:: MATERIAL ::

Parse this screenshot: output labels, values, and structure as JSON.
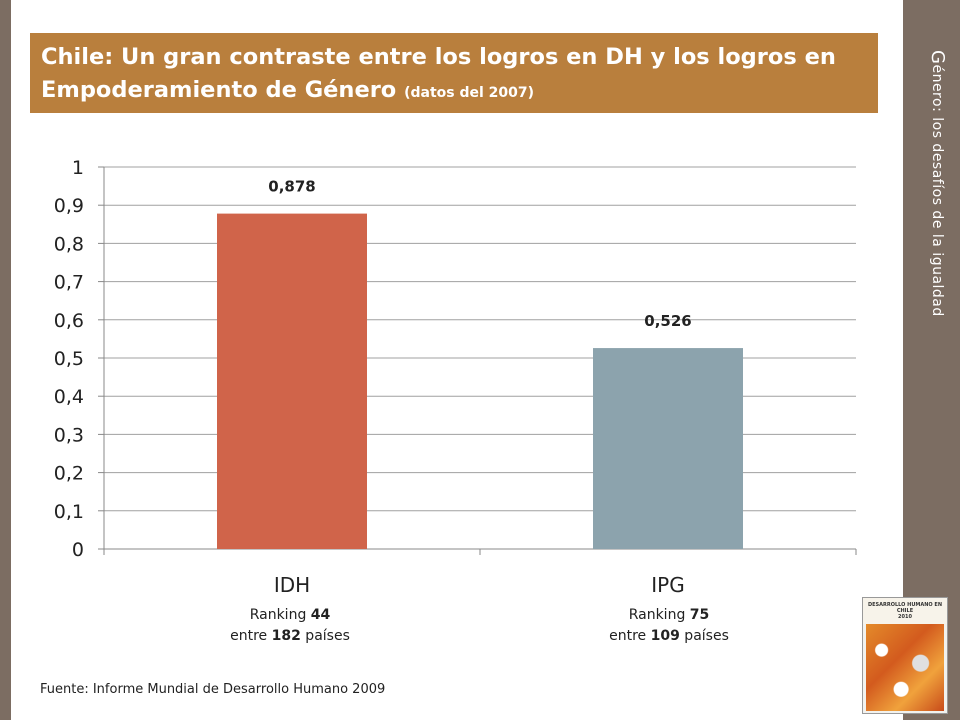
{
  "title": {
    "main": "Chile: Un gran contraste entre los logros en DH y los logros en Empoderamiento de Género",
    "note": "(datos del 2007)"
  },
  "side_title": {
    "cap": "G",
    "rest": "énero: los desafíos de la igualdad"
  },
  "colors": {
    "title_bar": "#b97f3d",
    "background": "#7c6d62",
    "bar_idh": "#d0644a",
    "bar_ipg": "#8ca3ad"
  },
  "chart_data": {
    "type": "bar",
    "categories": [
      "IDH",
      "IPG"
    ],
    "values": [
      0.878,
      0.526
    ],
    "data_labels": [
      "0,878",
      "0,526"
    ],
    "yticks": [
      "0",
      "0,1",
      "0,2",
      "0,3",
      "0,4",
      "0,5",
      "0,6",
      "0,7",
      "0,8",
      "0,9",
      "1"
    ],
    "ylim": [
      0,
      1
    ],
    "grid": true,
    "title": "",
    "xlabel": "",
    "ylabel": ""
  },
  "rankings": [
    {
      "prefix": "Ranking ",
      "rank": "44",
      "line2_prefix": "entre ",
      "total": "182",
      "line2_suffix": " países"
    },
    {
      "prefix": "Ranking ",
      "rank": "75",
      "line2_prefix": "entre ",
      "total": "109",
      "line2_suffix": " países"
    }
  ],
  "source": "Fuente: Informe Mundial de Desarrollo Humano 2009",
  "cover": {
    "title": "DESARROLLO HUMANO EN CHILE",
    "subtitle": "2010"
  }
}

:::

## EXERCISE GOAL
Every line in the data above that contains "values" needs to be copied.

## ANSWER TO THIS EXERCISE
Parse this screenshot: output labels, values, and structure as JSON.
    "values": [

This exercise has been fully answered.